§ WHAT IS ASKED
Identify every line containing the word "with" and reproduce each one.

§ DATA
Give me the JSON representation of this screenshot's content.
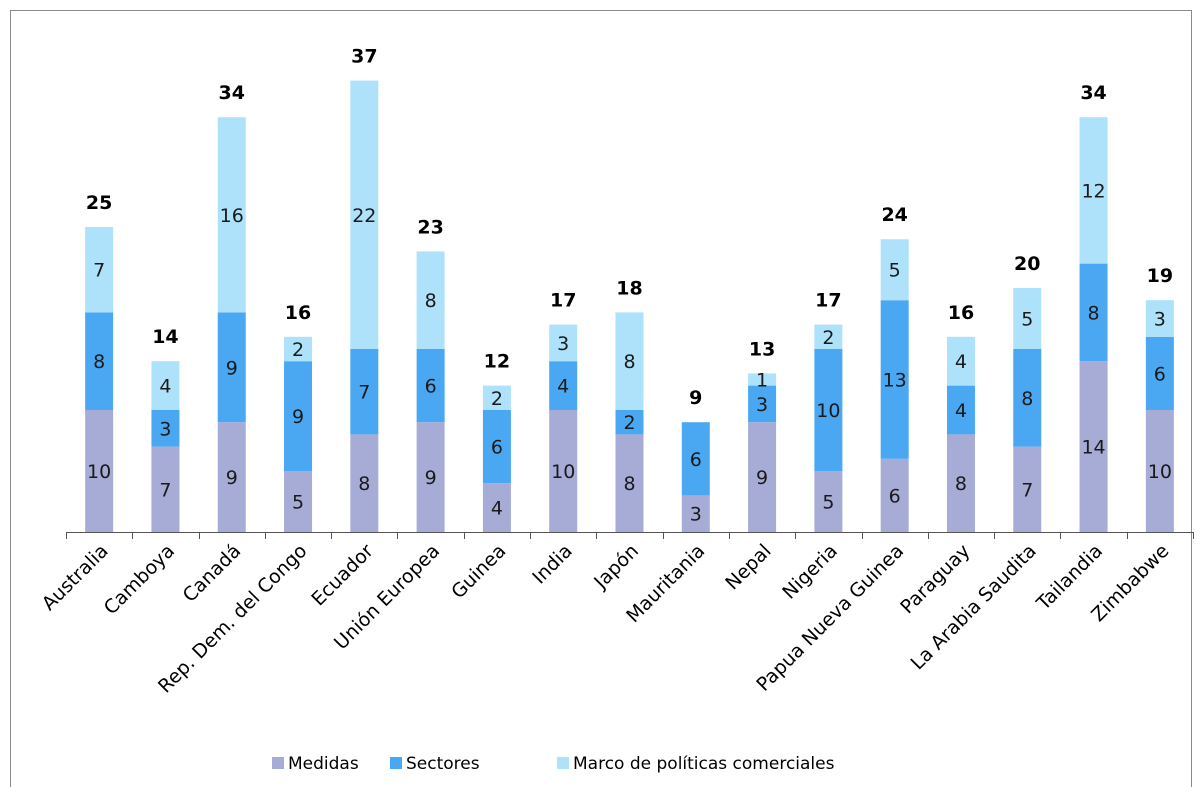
{
  "chart_data": {
    "type": "bar",
    "stacked": true,
    "categories": [
      "Australia",
      "Camboya",
      "Canadá",
      "Rep. Dem. del Congo",
      "Ecuador",
      "Unión Europea",
      "Guinea",
      "India",
      "Japón",
      "Mauritania",
      "Nepal",
      "Nigeria",
      "Papua Nueva Guinea",
      "Paraguay",
      "La Arabia Saudita",
      "Tailandia",
      "Zimbabwe"
    ],
    "series": [
      {
        "name": "Medidas",
        "color": "#a6acd6",
        "values": [
          10,
          7,
          9,
          5,
          8,
          9,
          4,
          10,
          8,
          3,
          9,
          5,
          6,
          8,
          7,
          14,
          10
        ]
      },
      {
        "name": "Sectores",
        "color": "#4aa8f2",
        "values": [
          8,
          3,
          9,
          9,
          7,
          6,
          6,
          4,
          2,
          6,
          3,
          10,
          13,
          4,
          8,
          8,
          6
        ]
      },
      {
        "name": "Marco de políticas comerciales",
        "color": "#aee2fb",
        "values": [
          7,
          4,
          16,
          2,
          22,
          8,
          2,
          3,
          8,
          0,
          1,
          2,
          5,
          4,
          5,
          12,
          3
        ]
      }
    ],
    "totals": [
      25,
      14,
      34,
      16,
      37,
      23,
      12,
      17,
      18,
      9,
      13,
      17,
      24,
      16,
      20,
      34,
      19
    ],
    "ylim": [
      0,
      37
    ],
    "title": "",
    "xlabel": "",
    "ylabel": "",
    "grid": false,
    "legend": "bottom"
  }
}
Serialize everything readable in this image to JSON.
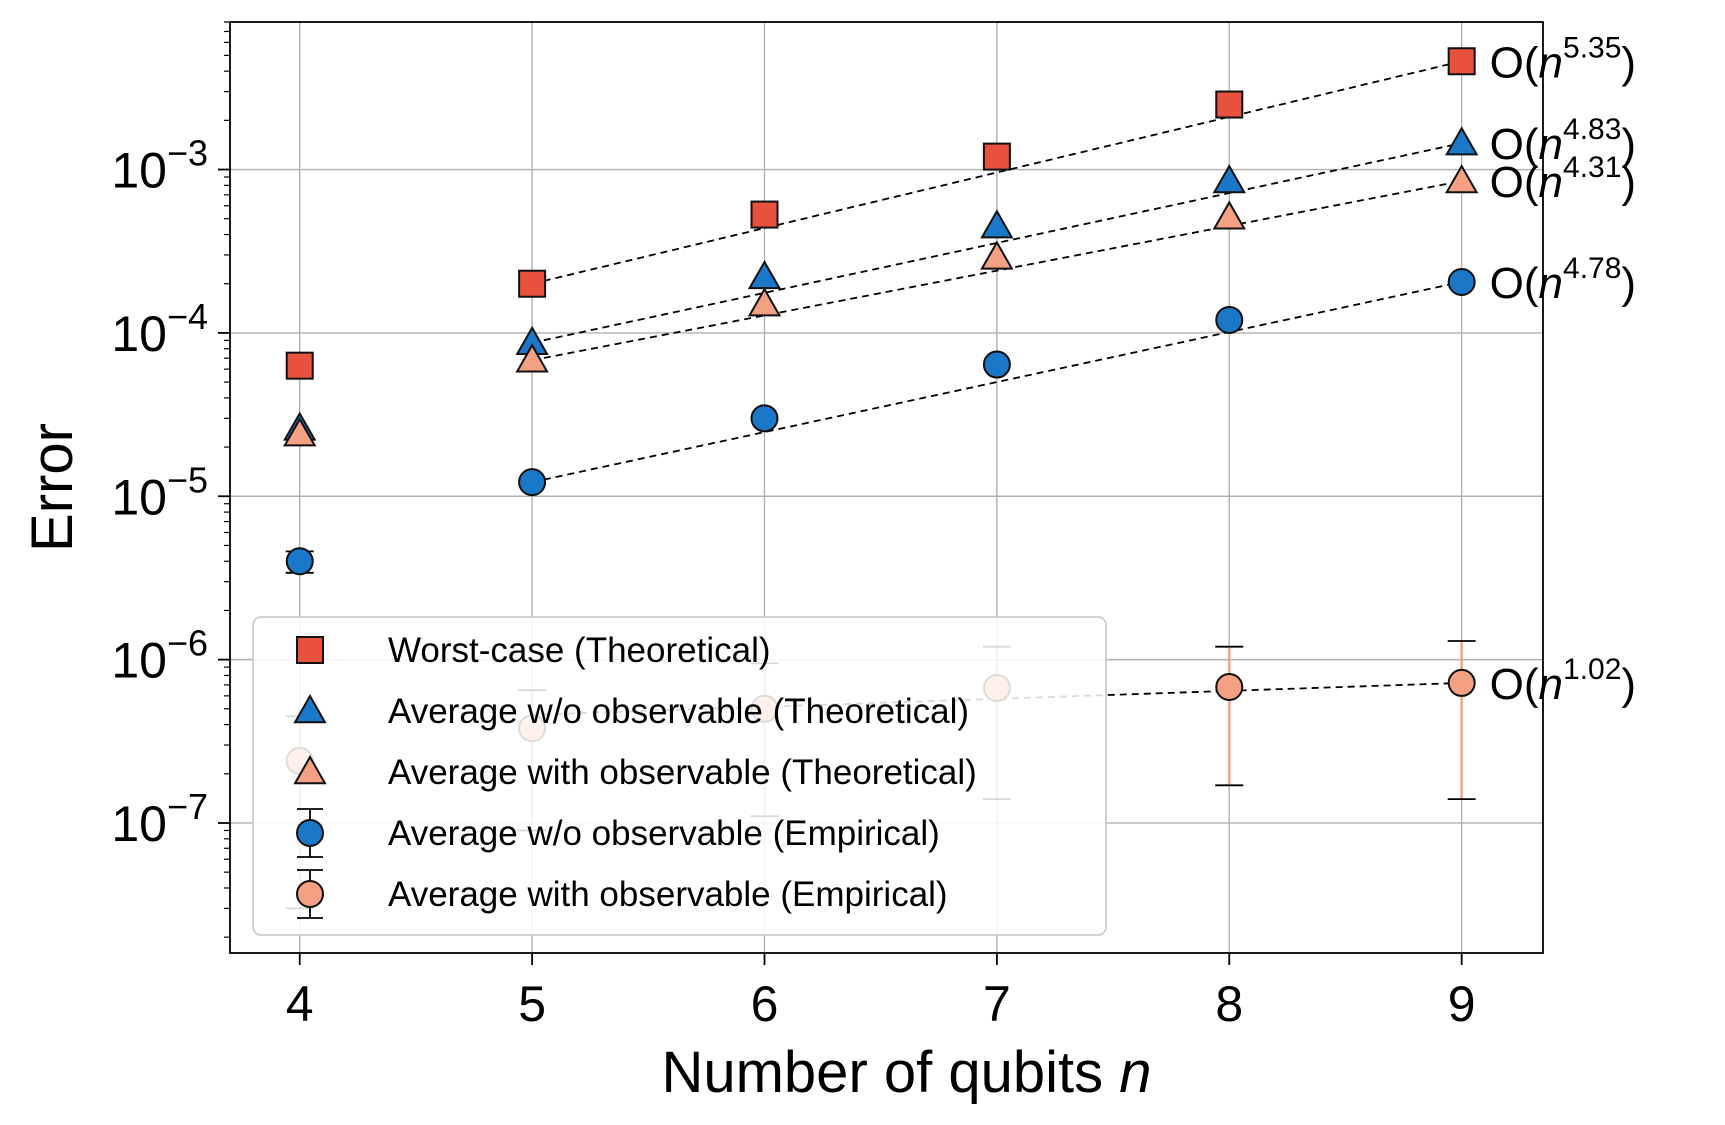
{
  "chart_data": {
    "type": "scatter",
    "x_scale": "linear",
    "y_scale": "log",
    "xlabel": "Number of qubits",
    "xlabel_var": "n",
    "ylabel": "Error",
    "xlim": [
      3.7,
      9.35
    ],
    "ylim": [
      1.6e-08,
      0.008
    ],
    "xticks": [
      4,
      5,
      6,
      7,
      8,
      9
    ],
    "xtick_labels": [
      "4",
      "5",
      "6",
      "7",
      "8",
      "9"
    ],
    "yticks": [
      1e-07,
      1e-06,
      1e-05,
      0.0001,
      0.001
    ],
    "ytick_labels": [
      {
        "base": "10",
        "exp": "−7"
      },
      {
        "base": "10",
        "exp": "−6"
      },
      {
        "base": "10",
        "exp": "−5"
      },
      {
        "base": "10",
        "exp": "−4"
      },
      {
        "base": "10",
        "exp": "−3"
      }
    ],
    "grid": true,
    "legend_position": "lower-left",
    "series": [
      {
        "name": "Worst-case (Theoretical)",
        "marker": "square",
        "color": "#E8513E",
        "x": [
          4,
          5,
          6,
          7,
          8,
          9
        ],
        "y": [
          6.3e-05,
          0.0002,
          0.00053,
          0.0012,
          0.0025,
          0.0046
        ],
        "fit": {
          "x": [
            5,
            9
          ],
          "y": [
            0.0002,
            0.0046
          ],
          "label_base": "O(n",
          "label_exp": "5.35",
          "label_close": ")"
        }
      },
      {
        "name": "Average w/o observable (Theoretical)",
        "marker": "triangle",
        "color": "#1B78C8",
        "x": [
          4,
          5,
          6,
          7,
          8,
          9
        ],
        "y": [
          2.6e-05,
          8.7e-05,
          0.00022,
          0.00045,
          0.00085,
          0.00145
        ],
        "fit": {
          "x": [
            5,
            9
          ],
          "y": [
            8.7e-05,
            0.00145
          ],
          "label_base": "O(n",
          "label_exp": "4.83",
          "label_close": ")"
        }
      },
      {
        "name": "Average with observable (Theoretical)",
        "marker": "triangle",
        "color": "#F4A183",
        "x": [
          4,
          5,
          6,
          7,
          8,
          9
        ],
        "y": [
          2.4e-05,
          6.8e-05,
          0.00015,
          0.00029,
          0.00051,
          0.00085
        ],
        "fit": {
          "x": [
            5,
            9
          ],
          "y": [
            6.8e-05,
            0.00085
          ],
          "label_base": "O(n",
          "label_exp": "4.31",
          "label_close": ")"
        }
      },
      {
        "name": "Average w/o observable (Empirical)",
        "marker": "circle",
        "color": "#1B78C8",
        "x": [
          4,
          5,
          6,
          7,
          8,
          9
        ],
        "y": [
          4e-06,
          1.22e-05,
          3e-05,
          6.4e-05,
          0.00012,
          0.000205
        ],
        "err_low": [
          3.4e-06,
          null,
          null,
          null,
          null,
          null
        ],
        "err_high": [
          4.6e-06,
          null,
          null,
          null,
          null,
          null
        ],
        "fit": {
          "x": [
            5,
            9
          ],
          "y": [
            1.22e-05,
            0.000205
          ],
          "label_base": "O(n",
          "label_exp": "4.78",
          "label_close": ")"
        }
      },
      {
        "name": "Average with observable (Empirical)",
        "marker": "circle",
        "color": "#F4A183",
        "x": [
          4,
          5,
          6,
          7,
          8,
          9
        ],
        "y": [
          2.4e-07,
          3.8e-07,
          5e-07,
          6.7e-07,
          6.8e-07,
          7.2e-07
        ],
        "err_low": [
          3e-08,
          9e-08,
          1.1e-07,
          1.4e-07,
          1.7e-07,
          1.4e-07
        ],
        "err_high": [
          4.5e-07,
          6.5e-07,
          9.5e-07,
          1.2e-06,
          1.2e-06,
          1.3e-06
        ],
        "fit": {
          "x": [
            5,
            9
          ],
          "y": [
            4.6e-07,
            7.2e-07
          ],
          "label_base": "O(n",
          "label_exp": "1.02",
          "label_close": ")"
        }
      }
    ]
  }
}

§ OUTPUT OF THE EXERCISE
        "name": "Average with observable (Theoretical)",
        "name": "Average with observable (Empirical)",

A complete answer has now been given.